Using the data below, copy each line that includes the word "once".

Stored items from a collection
------
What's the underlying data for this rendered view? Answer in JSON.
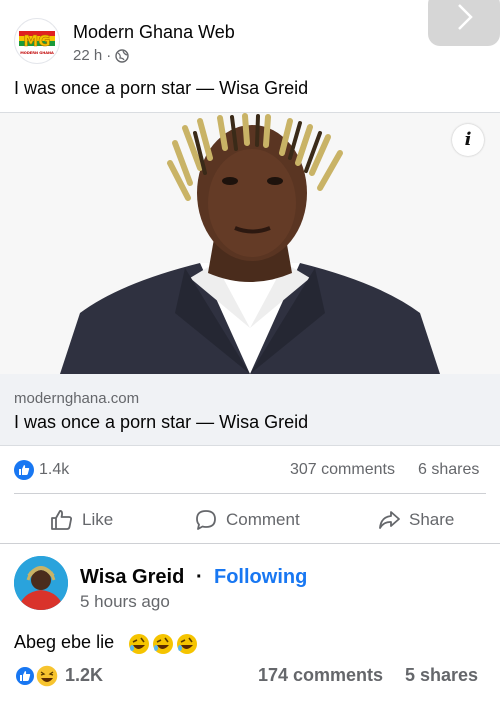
{
  "nav": {
    "next_icon": "chevron-right-icon"
  },
  "post": {
    "page_name": "Modern Ghana Web",
    "time": "22 h",
    "separator": "·",
    "audience_icon": "globe-icon",
    "logo_text": "MG",
    "logo_subtext": "MODERN GHANA",
    "caption": "I was once a porn star — Wisa Greid",
    "link": {
      "domain": "modernghana.com",
      "title": "I was once a porn star — Wisa Greid",
      "info_label": "i"
    },
    "stats": {
      "reactions": "1.4k",
      "comments": "307 comments",
      "shares": "6 shares"
    },
    "actions": {
      "like": "Like",
      "comment": "Comment",
      "share": "Share"
    }
  },
  "comment_post": {
    "name": "Wisa Greid",
    "separator": "·",
    "follow_status": "Following",
    "time": "5 hours ago",
    "text": "Abeg ebe lie",
    "emojis": [
      "rolling-laughing-emoji",
      "rolling-laughing-emoji",
      "rolling-laughing-emoji"
    ],
    "stats": {
      "reactions": "1.2K",
      "comments": "174 comments",
      "shares": "5 shares"
    }
  },
  "colors": {
    "facebook_blue": "#1877f2",
    "secondary_text": "#65676b",
    "link_area_bg": "#f0f2f5"
  }
}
------
* ANSWER FOR THE TASK
    "caption": "I was once a porn star — Wisa Greid",
      "title": "I was once a porn star — Wisa Greid",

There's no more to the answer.